Produce an exact transcription of the listing below, omitting the pictures.

>> START Provided records

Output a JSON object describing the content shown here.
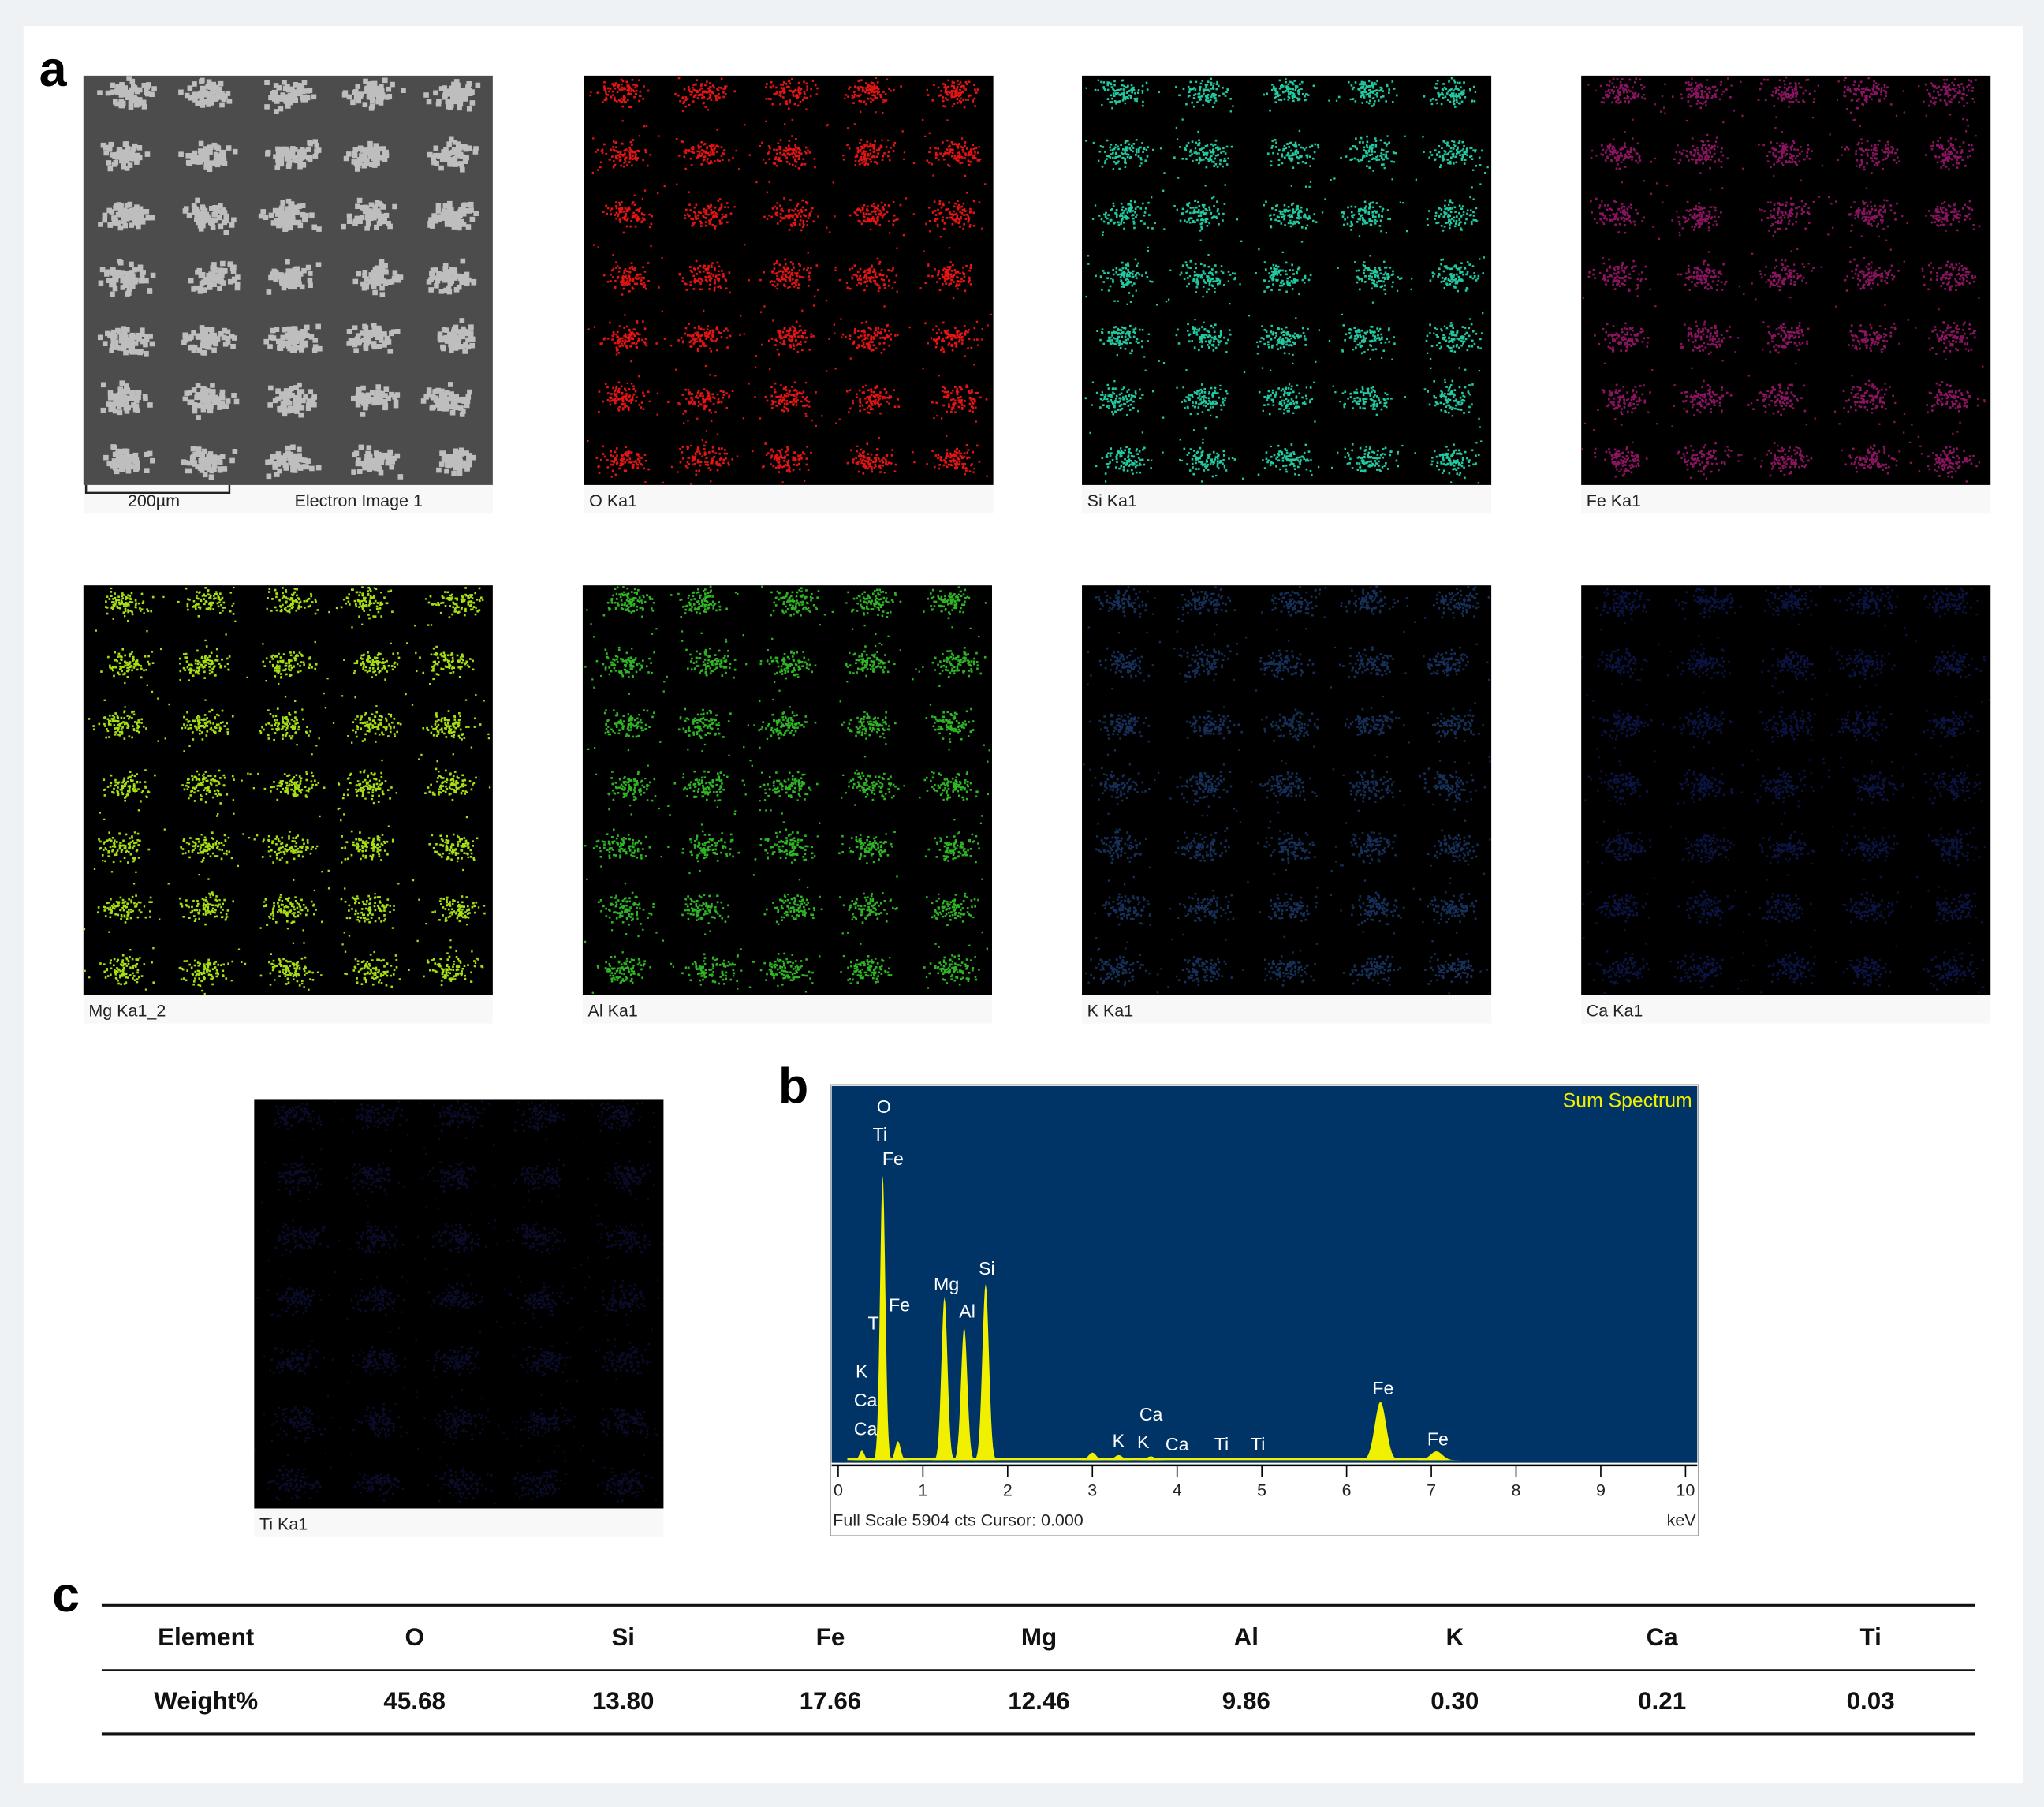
{
  "panel_labels": [
    "a",
    "b",
    "c"
  ],
  "scale_bar": "200µm",
  "maps": [
    {
      "label": "Electron Image 1",
      "color": "#d2d2d2"
    },
    {
      "label": "O Ka1",
      "color": "#e41414"
    },
    {
      "label": "Si Ka1",
      "color": "#22c8a0"
    },
    {
      "label": "Fe Ka1",
      "color": "#8a1460"
    },
    {
      "label": "Mg Ka1_2",
      "color": "#a6e014"
    },
    {
      "label": "Al Ka1",
      "color": "#2eb424"
    },
    {
      "label": "K Ka1",
      "color": "#16305a"
    },
    {
      "label": "Ca Ka1",
      "color": "#0c1444"
    },
    {
      "label": "Ti Ka1",
      "color": "#0a0c2a"
    }
  ],
  "chart_data": {
    "type": "spectrum",
    "title": "Sum Spectrum",
    "x": [
      0.28,
      0.525,
      0.705,
      1.254,
      1.487,
      1.74,
      3.0,
      3.31,
      3.69,
      6.4,
      7.06
    ],
    "values": [
      150,
      4490,
      300,
      2570,
      2100,
      2780,
      120,
      80,
      60,
      925,
      140
    ],
    "color": "#f0f000",
    "background": "#003366",
    "peak_labels": [
      "O",
      "Ti",
      "Fe",
      "T",
      "Fe",
      "K",
      "Ca",
      "Ca",
      "Mg",
      "Al",
      "Si",
      "Ca",
      "K",
      "K",
      "Ca",
      "Ti",
      "Ti",
      "Fe",
      "Fe"
    ],
    "xlim": [
      0,
      10
    ],
    "ylim": [
      0,
      5904
    ],
    "xticks": [
      0,
      1,
      2,
      3,
      4,
      5,
      6,
      7,
      8,
      9,
      10
    ],
    "footer": "Full Scale 5904 cts Cursor: 0.000",
    "xlabel": "keV"
  },
  "table": {
    "header": [
      "Element",
      "O",
      "Si",
      "Fe",
      "Mg",
      "Al",
      "K",
      "Ca",
      "Ti"
    ],
    "rows": [
      [
        "Weight%",
        "45.68",
        "13.80",
        "17.66",
        "12.46",
        "9.86",
        "0.30",
        "0.21",
        "0.03"
      ]
    ]
  }
}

>> END Provided records

Task response:
Output a JSON object describing the content shown here.
{
  "panel_labels": [
    "a",
    "b",
    "c"
  ],
  "scale_bar": "200µm",
  "maps": [
    {
      "label": "Electron Image 1",
      "color": "#d2d2d2"
    },
    {
      "label": "O Ka1",
      "color": "#e41414"
    },
    {
      "label": "Si Ka1",
      "color": "#22c8a0"
    },
    {
      "label": "Fe Ka1",
      "color": "#8a1460"
    },
    {
      "label": "Mg Ka1_2",
      "color": "#a6e014"
    },
    {
      "label": "Al Ka1",
      "color": "#2eb424"
    },
    {
      "label": "K Ka1",
      "color": "#16305a"
    },
    {
      "label": "Ca Ka1",
      "color": "#0c1444"
    },
    {
      "label": "Ti Ka1",
      "color": "#0a0c2a"
    }
  ],
  "chart_data": {
    "type": "spectrum",
    "title": "Sum Spectrum",
    "x": [
      0.28,
      0.525,
      0.705,
      1.254,
      1.487,
      1.74,
      3.0,
      3.31,
      3.69,
      6.4,
      7.06
    ],
    "values": [
      150,
      4490,
      300,
      2570,
      2100,
      2780,
      120,
      80,
      60,
      925,
      140
    ],
    "color": "#f0f000",
    "background": "#003366",
    "peak_labels": [
      "O",
      "Ti",
      "Fe",
      "T",
      "Fe",
      "K",
      "Ca",
      "Ca",
      "Mg",
      "Al",
      "Si",
      "Ca",
      "K",
      "K",
      "Ca",
      "Ti",
      "Ti",
      "Fe",
      "Fe"
    ],
    "xlim": [
      0,
      10
    ],
    "ylim": [
      0,
      5904
    ],
    "xticks": [
      0,
      1,
      2,
      3,
      4,
      5,
      6,
      7,
      8,
      9,
      10
    ],
    "footer": "Full Scale 5904 cts Cursor: 0.000",
    "xlabel": "keV"
  },
  "table": {
    "header": [
      "Element",
      "O",
      "Si",
      "Fe",
      "Mg",
      "Al",
      "K",
      "Ca",
      "Ti"
    ],
    "rows": [
      [
        "Weight%",
        "45.68",
        "13.80",
        "17.66",
        "12.46",
        "9.86",
        "0.30",
        "0.21",
        "0.03"
      ]
    ]
  }
}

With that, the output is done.